DATA SHOWN:
● ● ● ● ● ● ●
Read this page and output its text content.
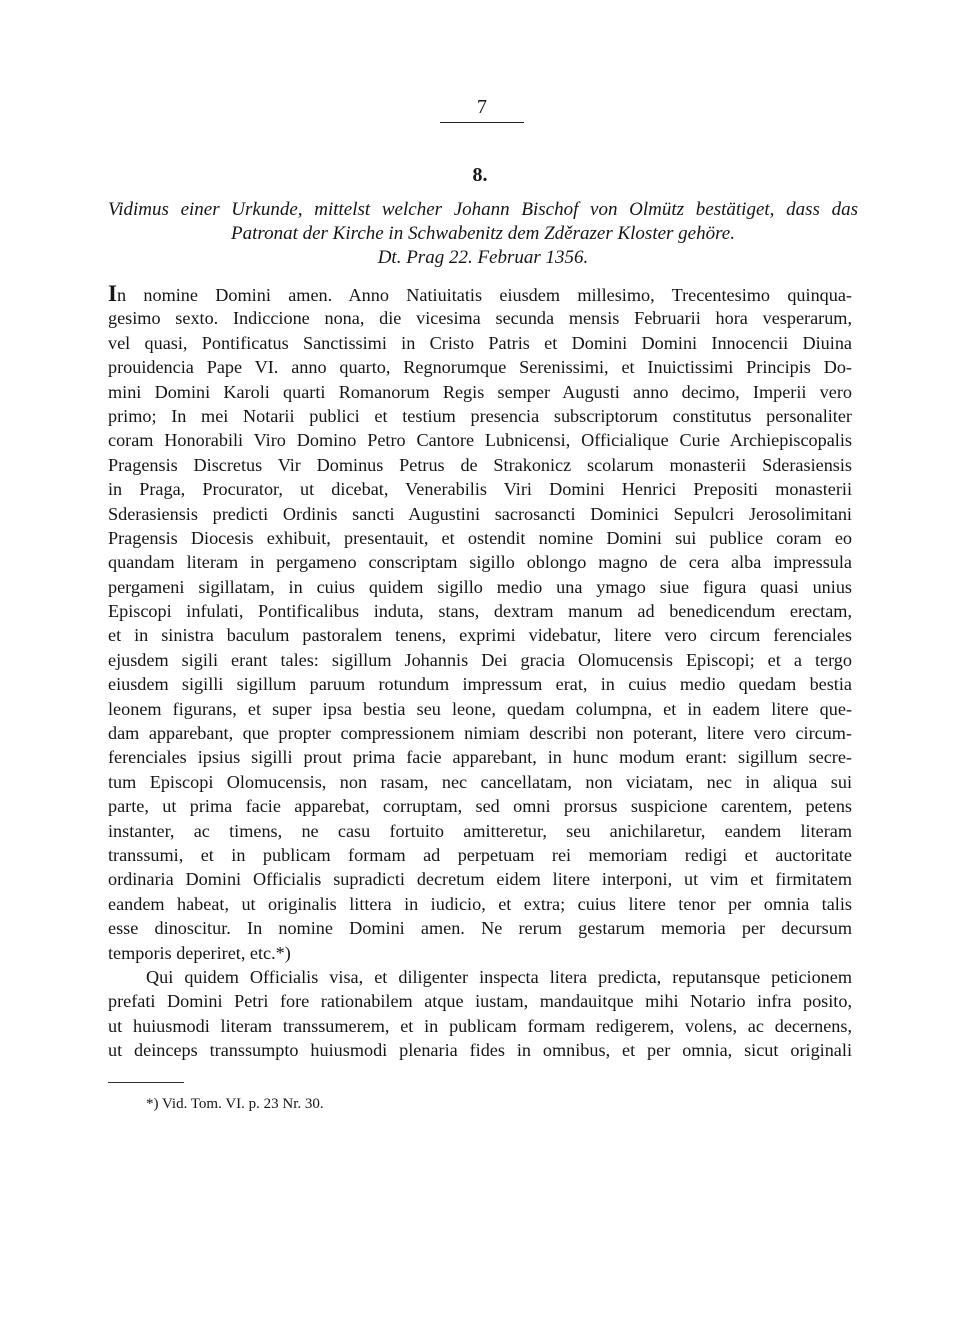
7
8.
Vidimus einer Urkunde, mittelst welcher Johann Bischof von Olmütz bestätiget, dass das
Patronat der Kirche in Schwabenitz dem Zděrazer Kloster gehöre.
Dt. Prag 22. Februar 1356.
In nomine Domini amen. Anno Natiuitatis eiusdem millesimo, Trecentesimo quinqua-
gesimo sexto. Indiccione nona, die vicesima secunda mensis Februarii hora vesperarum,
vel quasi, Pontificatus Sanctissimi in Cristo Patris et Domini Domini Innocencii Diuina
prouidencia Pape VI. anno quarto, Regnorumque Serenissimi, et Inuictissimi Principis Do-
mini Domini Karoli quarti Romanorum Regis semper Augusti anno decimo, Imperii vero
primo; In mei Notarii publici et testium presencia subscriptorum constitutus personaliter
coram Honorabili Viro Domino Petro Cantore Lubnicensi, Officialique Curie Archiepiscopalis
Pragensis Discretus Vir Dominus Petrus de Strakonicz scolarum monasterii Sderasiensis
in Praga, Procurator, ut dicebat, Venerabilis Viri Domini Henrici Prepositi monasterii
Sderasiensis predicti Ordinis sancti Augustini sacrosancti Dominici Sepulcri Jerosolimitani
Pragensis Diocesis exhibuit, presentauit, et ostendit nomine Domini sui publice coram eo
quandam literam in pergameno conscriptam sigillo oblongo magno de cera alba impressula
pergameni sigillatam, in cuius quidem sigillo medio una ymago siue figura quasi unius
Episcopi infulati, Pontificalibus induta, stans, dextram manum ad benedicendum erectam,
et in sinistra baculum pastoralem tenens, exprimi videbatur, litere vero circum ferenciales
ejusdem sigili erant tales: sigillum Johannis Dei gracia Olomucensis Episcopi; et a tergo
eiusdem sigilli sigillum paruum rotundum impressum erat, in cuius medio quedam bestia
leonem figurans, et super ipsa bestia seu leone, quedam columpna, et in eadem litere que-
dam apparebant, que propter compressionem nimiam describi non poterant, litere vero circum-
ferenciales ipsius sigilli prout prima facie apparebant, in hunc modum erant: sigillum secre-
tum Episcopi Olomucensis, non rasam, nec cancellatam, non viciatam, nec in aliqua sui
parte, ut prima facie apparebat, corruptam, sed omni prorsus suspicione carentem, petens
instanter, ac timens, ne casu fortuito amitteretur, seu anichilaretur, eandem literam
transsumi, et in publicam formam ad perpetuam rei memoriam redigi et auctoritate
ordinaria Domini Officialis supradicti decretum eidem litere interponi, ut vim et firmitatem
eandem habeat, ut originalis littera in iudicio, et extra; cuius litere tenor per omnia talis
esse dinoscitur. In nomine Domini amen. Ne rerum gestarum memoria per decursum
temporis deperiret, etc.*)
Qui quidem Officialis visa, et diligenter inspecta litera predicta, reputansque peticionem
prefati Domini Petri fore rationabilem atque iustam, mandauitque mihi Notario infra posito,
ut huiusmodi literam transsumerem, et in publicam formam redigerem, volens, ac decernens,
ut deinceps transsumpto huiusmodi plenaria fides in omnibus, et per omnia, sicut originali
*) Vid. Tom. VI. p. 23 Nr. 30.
● ● ● ● ● ● ●
TASK TO CARRY OUT: Reproduce all entries exactly. Pictures do not belong in the copy.

REPLY TO THE TASK:
Read this page and output its text content.
7
8.
Vidimus einer Urkunde, mittelst welcher Johann Bischof von Olmütz bestätiget, dass das
Patronat der Kirche in Schwabenitz dem Zděrazer Kloster gehöre.
Dt. Prag 22. Februar 1356.
In nomine Domini amen. Anno Natiuitatis eiusdem millesimo, Trecentesimo quinqua-
gesimo sexto. Indiccione nona, die vicesima secunda mensis Februarii hora vesperarum,
vel quasi, Pontificatus Sanctissimi in Cristo Patris et Domini Domini Innocencii Diuina
prouidencia Pape VI. anno quarto, Regnorumque Serenissimi, et Inuictissimi Principis Do-
mini Domini Karoli quarti Romanorum Regis semper Augusti anno decimo, Imperii vero
primo; In mei Notarii publici et testium presencia subscriptorum constitutus personaliter
coram Honorabili Viro Domino Petro Cantore Lubnicensi, Officialique Curie Archiepiscopalis
Pragensis Discretus Vir Dominus Petrus de Strakonicz scolarum monasterii Sderasiensis
in Praga, Procurator, ut dicebat, Venerabilis Viri Domini Henrici Prepositi monasterii
Sderasiensis predicti Ordinis sancti Augustini sacrosancti Dominici Sepulcri Jerosolimitani
Pragensis Diocesis exhibuit, presentauit, et ostendit nomine Domini sui publice coram eo
quandam literam in pergameno conscriptam sigillo oblongo magno de cera alba impressula
pergameni sigillatam, in cuius quidem sigillo medio una ymago siue figura quasi unius
Episcopi infulati, Pontificalibus induta, stans, dextram manum ad benedicendum erectam,
et in sinistra baculum pastoralem tenens, exprimi videbatur, litere vero circum ferenciales
ejusdem sigili erant tales: sigillum Johannis Dei gracia Olomucensis Episcopi; et a tergo
eiusdem sigilli sigillum paruum rotundum impressum erat, in cuius medio quedam bestia
leonem figurans, et super ipsa bestia seu leone, quedam columpna, et in eadem litere que-
dam apparebant, que propter compressionem nimiam describi non poterant, litere vero circum-
ferenciales ipsius sigilli prout prima facie apparebant, in hunc modum erant: sigillum secre-
tum Episcopi Olomucensis, non rasam, nec cancellatam, non viciatam, nec in aliqua sui
parte, ut prima facie apparebat, corruptam, sed omni prorsus suspicione carentem, petens
instanter, ac timens, ne casu fortuito amitteretur, seu anichilaretur, eandem literam
transsumi, et in publicam formam ad perpetuam rei memoriam redigi et auctoritate
ordinaria Domini Officialis supradicti decretum eidem litere interponi, ut vim et firmitatem
eandem habeat, ut originalis littera in iudicio, et extra; cuius litere tenor per omnia talis
esse dinoscitur. In nomine Domini amen. Ne rerum gestarum memoria per decursum
temporis deperiret, etc.*)
Qui quidem Officialis visa, et diligenter inspecta litera predicta, reputansque peticionem
prefati Domini Petri fore rationabilem atque iustam, mandauitque mihi Notario infra posito,
ut huiusmodi literam transsumerem, et in publicam formam redigerem, volens, ac decernens,
ut deinceps transsumpto huiusmodi plenaria fides in omnibus, et per omnia, sicut originali
*) Vid. Tom. VI. p. 23 Nr. 30.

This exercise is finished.